» **EXERCISE REQUIREMENTS**: Pick out every line of the entries below where "Relativos" occurs, and copy those lines.

» **TASK MATERIAL**:

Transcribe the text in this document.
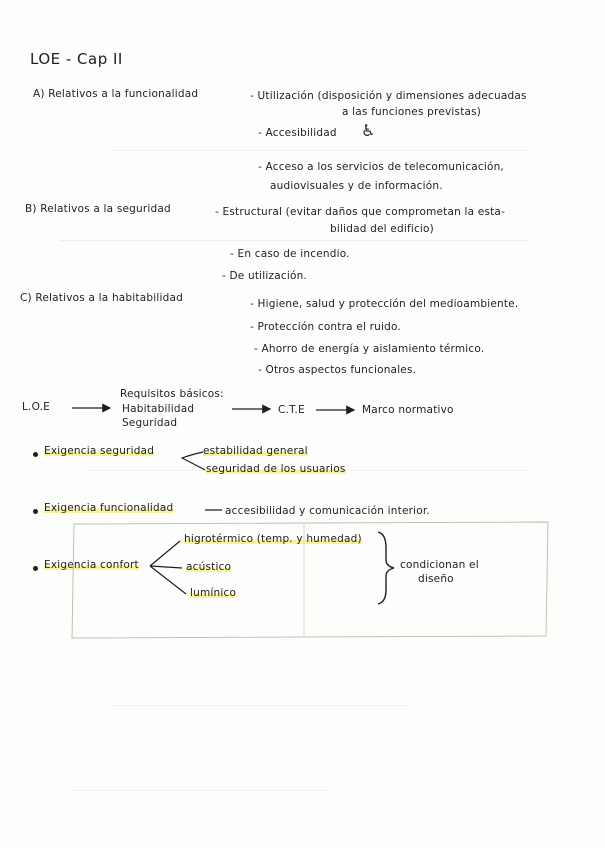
LOE - Cap II
A) Relativos a la funcionalidad	- Utilización (disposición y dimensiones adecuadas
a las funciones previstas)
- Accesibilidad ♿
- Acceso a los servicios de telecomunicación,
audiovisuales y de información.
B) Relativos a la seguridad	- Estructural (evitar daños que comprometan la esta-
bilidad del edificio)
- En caso de incendio.
- De utilización.
C) Relativos a la habitabilidad	- Higiene, salud y protección del medioambiente.
- Protección contra el ruido.
- Ahorro de energía y aislamiento térmico.
- Otros aspectos funcionales.
L.O.E
Requisitos básicos:
Habitabilidad
Seguridad
C.T.E	Marco normativo
Exigencia seguridad	estabilidad general
seguridad de los usuarios
Exigencia funcionalidad	accesibilidad y comunicación interior.
Exigencia confort
higrotérmico (temp. y humedad)
acústico
lumínico
condicionan el
diseño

» **WORKED SOLUTION**:
A) Relativos a la funcionalidad	- Utilización (disposición y dimensiones adecuadas
B) Relativos a la seguridad	- Estructural (evitar daños que comprometan la esta-
C) Relativos a la habitabilidad	- Higiene, salud y protección del medioambiente.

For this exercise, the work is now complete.